#### Aim:
Repeat the entire listing exactly as written.
**** Extracted data ****
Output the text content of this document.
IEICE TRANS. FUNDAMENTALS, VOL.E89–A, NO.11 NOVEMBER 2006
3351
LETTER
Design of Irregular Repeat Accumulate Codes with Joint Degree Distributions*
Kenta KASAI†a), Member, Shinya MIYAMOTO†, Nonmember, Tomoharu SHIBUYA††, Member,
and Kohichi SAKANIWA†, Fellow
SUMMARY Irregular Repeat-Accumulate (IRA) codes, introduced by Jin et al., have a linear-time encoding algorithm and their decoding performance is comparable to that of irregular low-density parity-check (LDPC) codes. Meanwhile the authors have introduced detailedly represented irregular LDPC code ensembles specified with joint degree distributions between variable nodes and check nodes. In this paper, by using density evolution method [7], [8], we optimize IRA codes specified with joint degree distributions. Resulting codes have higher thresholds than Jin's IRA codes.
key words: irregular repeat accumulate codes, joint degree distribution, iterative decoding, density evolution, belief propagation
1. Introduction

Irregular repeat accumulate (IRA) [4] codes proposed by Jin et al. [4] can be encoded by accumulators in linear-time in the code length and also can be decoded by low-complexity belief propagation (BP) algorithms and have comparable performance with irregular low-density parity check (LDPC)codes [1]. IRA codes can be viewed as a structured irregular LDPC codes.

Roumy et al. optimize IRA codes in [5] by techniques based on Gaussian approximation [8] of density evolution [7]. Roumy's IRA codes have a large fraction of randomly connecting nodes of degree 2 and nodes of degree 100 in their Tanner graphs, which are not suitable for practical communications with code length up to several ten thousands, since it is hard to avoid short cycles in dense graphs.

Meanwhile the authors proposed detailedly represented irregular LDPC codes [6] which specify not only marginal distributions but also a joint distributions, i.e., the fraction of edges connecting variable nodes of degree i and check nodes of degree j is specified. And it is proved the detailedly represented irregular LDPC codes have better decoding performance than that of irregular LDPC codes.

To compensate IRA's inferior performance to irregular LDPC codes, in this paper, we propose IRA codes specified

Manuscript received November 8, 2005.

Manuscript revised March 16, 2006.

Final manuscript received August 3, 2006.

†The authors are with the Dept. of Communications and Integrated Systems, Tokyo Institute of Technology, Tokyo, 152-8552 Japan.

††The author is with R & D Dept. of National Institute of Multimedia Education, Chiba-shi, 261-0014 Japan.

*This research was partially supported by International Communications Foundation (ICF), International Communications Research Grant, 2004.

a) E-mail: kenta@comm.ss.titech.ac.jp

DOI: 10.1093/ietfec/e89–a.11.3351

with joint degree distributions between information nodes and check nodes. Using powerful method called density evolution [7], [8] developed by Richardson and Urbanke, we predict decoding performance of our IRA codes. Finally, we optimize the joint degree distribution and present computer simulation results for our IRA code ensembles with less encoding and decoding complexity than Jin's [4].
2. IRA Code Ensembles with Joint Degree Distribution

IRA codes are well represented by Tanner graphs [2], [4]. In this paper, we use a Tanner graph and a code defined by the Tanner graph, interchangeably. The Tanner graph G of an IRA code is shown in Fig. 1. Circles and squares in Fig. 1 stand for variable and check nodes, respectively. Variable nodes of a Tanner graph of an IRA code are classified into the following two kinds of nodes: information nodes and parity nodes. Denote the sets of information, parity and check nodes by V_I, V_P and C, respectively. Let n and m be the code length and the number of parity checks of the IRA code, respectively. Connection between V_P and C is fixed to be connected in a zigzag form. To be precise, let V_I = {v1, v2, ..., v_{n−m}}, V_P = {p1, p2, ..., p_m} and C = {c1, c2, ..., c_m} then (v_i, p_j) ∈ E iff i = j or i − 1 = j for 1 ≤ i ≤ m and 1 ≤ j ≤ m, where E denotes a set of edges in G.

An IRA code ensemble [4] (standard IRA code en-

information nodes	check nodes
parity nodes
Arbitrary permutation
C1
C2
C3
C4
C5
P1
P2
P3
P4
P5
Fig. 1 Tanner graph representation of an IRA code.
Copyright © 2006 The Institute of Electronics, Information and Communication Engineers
****
#### Result for this exercise:
Output the text content of this document.
IEICE TRANS. FUNDAMENTALS, VOL.E89–A, NO.11 NOVEMBER 2006
3351
LETTER
Design of Irregular Repeat Accumulate Codes with Joint Degree Distributions*
Kenta KASAI†a), Member, Shinya MIYAMOTO†, Nonmember, Tomoharu SHIBUYA††, Member,
and Kohichi SAKANIWA†, Fellow
SUMMARY Irregular Repeat-Accumulate (IRA) codes, introduced by Jin et al., have a linear-time encoding algorithm and their decoding performance is comparable to that of irregular low-density parity-check (LDPC) codes. Meanwhile the authors have introduced detailedly represented irregular LDPC code ensembles specified with joint degree distributions between variable nodes and check nodes. In this paper, by using density evolution method [7], [8], we optimize IRA codes specified with joint degree distributions. Resulting codes have higher thresholds than Jin's IRA codes.
key words: irregular repeat accumulate codes, joint degree distribution, iterative decoding, density evolution, belief propagation
1. Introduction

Irregular repeat accumulate (IRA) [4] codes proposed by Jin et al. [4] can be encoded by accumulators in linear-time in the code length and also can be decoded by low-complexity belief propagation (BP) algorithms and have comparable performance with irregular low-density parity check (LDPC)codes [1]. IRA codes can be viewed as a structured irregular LDPC codes.

Roumy et al. optimize IRA codes in [5] by techniques based on Gaussian approximation [8] of density evolution [7]. Roumy's IRA codes have a large fraction of randomly connecting nodes of degree 2 and nodes of degree 100 in their Tanner graphs, which are not suitable for practical communications with code length up to several ten thousands, since it is hard to avoid short cycles in dense graphs.

Meanwhile the authors proposed detailedly represented irregular LDPC codes [6] which specify not only marginal distributions but also a joint distributions, i.e., the fraction of edges connecting variable nodes of degree i and check nodes of degree j is specified. And it is proved the detailedly represented irregular LDPC codes have better decoding performance than that of irregular LDPC codes.

To compensate IRA's inferior performance to irregular LDPC codes, in this paper, we propose IRA codes specified

Manuscript received November 8, 2005.

Manuscript revised March 16, 2006.

Final manuscript received August 3, 2006.

†The authors are with the Dept. of Communications and Integrated Systems, Tokyo Institute of Technology, Tokyo, 152-8552 Japan.

††The author is with R & D Dept. of National Institute of Multimedia Education, Chiba-shi, 261-0014 Japan.

*This research was partially supported by International Communications Foundation (ICF), International Communications Research Grant, 2004.

a) E-mail: kenta@comm.ss.titech.ac.jp

DOI: 10.1093/ietfec/e89–a.11.3351

with joint degree distributions between information nodes and check nodes. Using powerful method called density evolution [7], [8] developed by Richardson and Urbanke, we predict decoding performance of our IRA codes. Finally, we optimize the joint degree distribution and present computer simulation results for our IRA code ensembles with less encoding and decoding complexity than Jin's [4].
2. IRA Code Ensembles with Joint Degree Distribution

IRA codes are well represented by Tanner graphs [2], [4]. In this paper, we use a Tanner graph and a code defined by the Tanner graph, interchangeably. The Tanner graph G of an IRA code is shown in Fig. 1. Circles and squares in Fig. 1 stand for variable and check nodes, respectively. Variable nodes of a Tanner graph of an IRA code are classified into the following two kinds of nodes: information nodes and parity nodes. Denote the sets of information, parity and check nodes by V_I, V_P and C, respectively. Let n and m be the code length and the number of parity checks of the IRA code, respectively. Connection between V_P and C is fixed to be connected in a zigzag form. To be precise, let V_I = {v1, v2, ..., v_{n−m}}, V_P = {p1, p2, ..., p_m} and C = {c1, c2, ..., c_m} then (v_i, p_j) ∈ E iff i = j or i − 1 = j for 1 ≤ i ≤ m and 1 ≤ j ≤ m, where E denotes a set of edges in G.

An IRA code ensemble [4] (standard IRA code en-

information nodes	check nodes
parity nodes
Arbitrary permutation
C1
C2
C3
C4
C5
P1
P2
P3
P4
P5
Fig. 1 Tanner graph representation of an IRA code.
Copyright © 2006 The Institute of Electronics, Information and Communication Engineers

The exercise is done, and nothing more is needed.